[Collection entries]
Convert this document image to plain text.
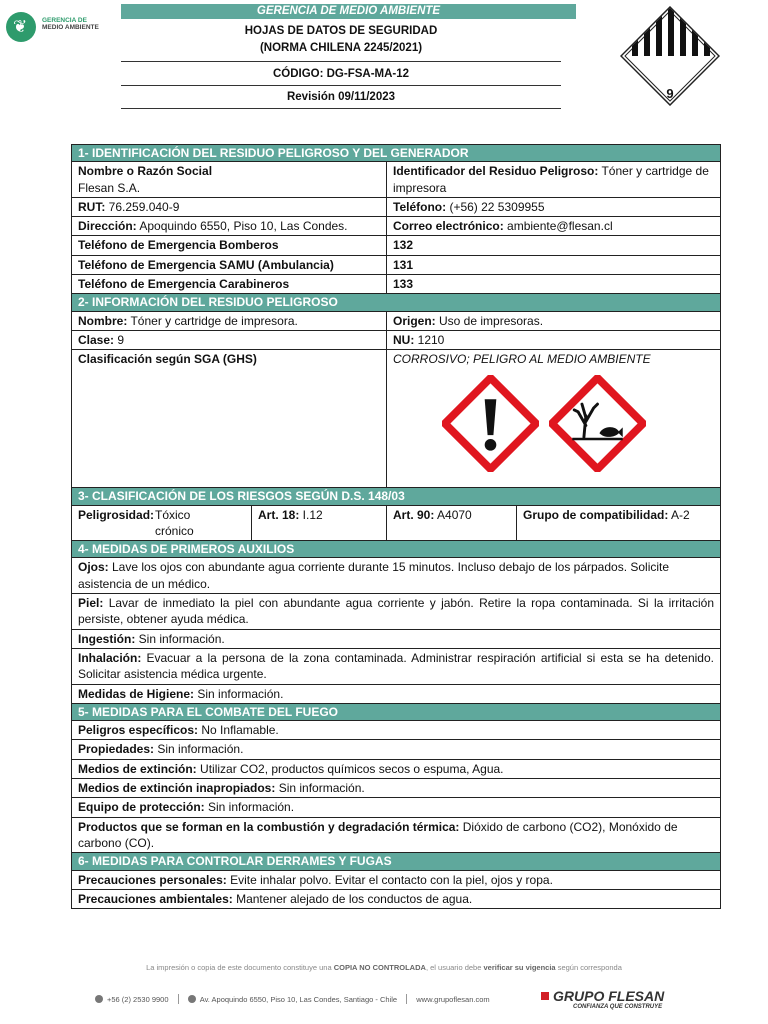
❦ GERENCIA DE
MEDIO AMBIENTE
GERENCIA DE MEDIO AMBIENTE
HOJAS DE DATOS DE SEGURIDAD
(NORMA CHILENA 2245/2021)
CÓDIGO: DG-FSA-MA-12
Revisión 09/11/2023	9
1- IDENTIFICACIÓN DEL RESIDUO PELIGROSO Y DEL GENERADOR			

Nombre o Razón Social
Flesan S.A.		Identificador del Residuo Peligroso: Tóner y cartridge de impresora	
RUT: 76.259.040-9		Teléfono: (+56) 22 5309955	
Dirección: Apoquindo 6550, Piso 10, Las Condes.		Correo electrónico: ambiente@flesan.cl	
Teléfono de Emergencia Bomberos		132	
Teléfono de Emergencia SAMU (Ambulancia)		131	
Teléfono de Emergencia Carabineros		133	
2- INFORMACIÓN DEL RESIDUO PELIGROSO			
Nombre: Tóner y cartridge de impresora.		Origen: Uso de impresoras.	
Clase: 9		NU: 1210	
Clasificación según SGA (GHS)		CORROSIVO; PELIGRO AL MEDIO AMBIENTE	

3- CLASIFICACIÓN DE LOS RIESGOS SEGÚN D.S. 148/03			

Peligrosidad: Tóxico crónico	Art. 18: I.12	Art. 90: A4070	Grupo de compatibilidad: A-2
4- MEDIDAS DE PRIMEROS AUXILIOS			
Ojos: Lave los ojos con abundante agua corriente durante 15 minutos. Incluso debajo de los párpados. Solicite asistencia de un médico.			
Piel: Lavar de inmediato la piel con abundante agua corriente y jabón. Retire la ropa contaminada. Si la irritación persiste, obtener ayuda médica.			
Ingestión: Sin información.			
Inhalación: Evacuar a la persona de la zona contaminada. Administrar respiración artificial si esta se ha detenido. Solicitar asistencia médica urgente.			
Medidas de Higiene: Sin información.			
5- MEDIDAS PARA EL COMBATE DEL FUEGO			
Peligros específicos: No Inflamable.			
Propiedades: Sin información.			
Medios de extinción: Utilizar CO2, productos químicos secos o espuma, Agua.			
Medios de extinción inapropiados: Sin información.			
Equipo de protección: Sin información.			
Productos que se forman en la combustión y degradación térmica: Dióxido de carbono (CO2), Monóxido de carbono (CO).			
6- MEDIDAS PARA CONTROLAR DERRAMES Y FUGAS			
Precauciones personales: Evite inhalar polvo. Evitar el contacto con la piel, ojos y ropa.			
Precauciones ambientales: Mantener alejado de los conductos de agua.			
La impresión o copia de este documento constituye una COPIA NO CONTROLADA, el usuario debe verificar su vigencia según corresponda
+56 (2) 2530 9900	Av. Apoquindo 6550, Piso 10, Las Condes, Santiago - Chile	www.grupoflesan.com	GRUPO FLESAN
CONFIANZA QUE CONSTRUYE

* Your objective
Reproduce the whole listing word for word, setting aside any pictures.

* Answer to the problem
Convert this document image to plain text.
❦ GERENCIA DE
MEDIO AMBIENTE
GERENCIA DE MEDIO AMBIENTE
HOJAS DE DATOS DE SEGURIDAD
(NORMA CHILENA 2245/2021)
CÓDIGO: DG-FSA-MA-12
Revisión 09/11/2023	9
1- IDENTIFICACIÓN DEL RESIDUO PELIGROSO Y DEL GENERADOR			

Nombre o Razón Social
Flesan S.A.		Identificador del Residuo Peligroso: Tóner y cartridge de impresora	
RUT: 76.259.040-9		Teléfono: (+56) 22 5309955	
Dirección: Apoquindo 6550, Piso 10, Las Condes.		Correo electrónico: ambiente@flesan.cl	
Teléfono de Emergencia Bomberos		132	
Teléfono de Emergencia SAMU (Ambulancia)		131	
Teléfono de Emergencia Carabineros		133	
2- INFORMACIÓN DEL RESIDUO PELIGROSO			
Nombre: Tóner y cartridge de impresora.		Origen: Uso de impresoras.	
Clase: 9		NU: 1210	
Clasificación según SGA (GHS)		CORROSIVO; PELIGRO AL MEDIO AMBIENTE	

3- CLASIFICACIÓN DE LOS RIESGOS SEGÚN D.S. 148/03			

Peligrosidad: Tóxico crónico	Art. 18: I.12	Art. 90: A4070	Grupo de compatibilidad: A-2
4- MEDIDAS DE PRIMEROS AUXILIOS			
Ojos: Lave los ojos con abundante agua corriente durante 15 minutos. Incluso debajo de los párpados. Solicite asistencia de un médico.			
Piel: Lavar de inmediato la piel con abundante agua corriente y jabón. Retire la ropa contaminada. Si la irritación persiste, obtener ayuda médica.			
Ingestión: Sin información.			
Inhalación: Evacuar a la persona de la zona contaminada. Administrar respiración artificial si esta se ha detenido. Solicitar asistencia médica urgente.			
Medidas de Higiene: Sin información.			
5- MEDIDAS PARA EL COMBATE DEL FUEGO			
Peligros específicos: No Inflamable.			
Propiedades: Sin información.			
Medios de extinción: Utilizar CO2, productos químicos secos o espuma, Agua.			
Medios de extinción inapropiados: Sin información.			
Equipo de protección: Sin información.			
Productos que se forman en la combustión y degradación térmica: Dióxido de carbono (CO2), Monóxido de carbono (CO).			
6- MEDIDAS PARA CONTROLAR DERRAMES Y FUGAS			
Precauciones personales: Evite inhalar polvo. Evitar el contacto con la piel, ojos y ropa.			
Precauciones ambientales: Mantener alejado de los conductos de agua.			
La impresión o copia de este documento constituye una COPIA NO CONTROLADA, el usuario debe verificar su vigencia según corresponda
+56 (2) 2530 9900	Av. Apoquindo 6550, Piso 10, Las Condes, Santiago - Chile	www.grupoflesan.com	GRUPO FLESAN
CONFIANZA QUE CONSTRUYE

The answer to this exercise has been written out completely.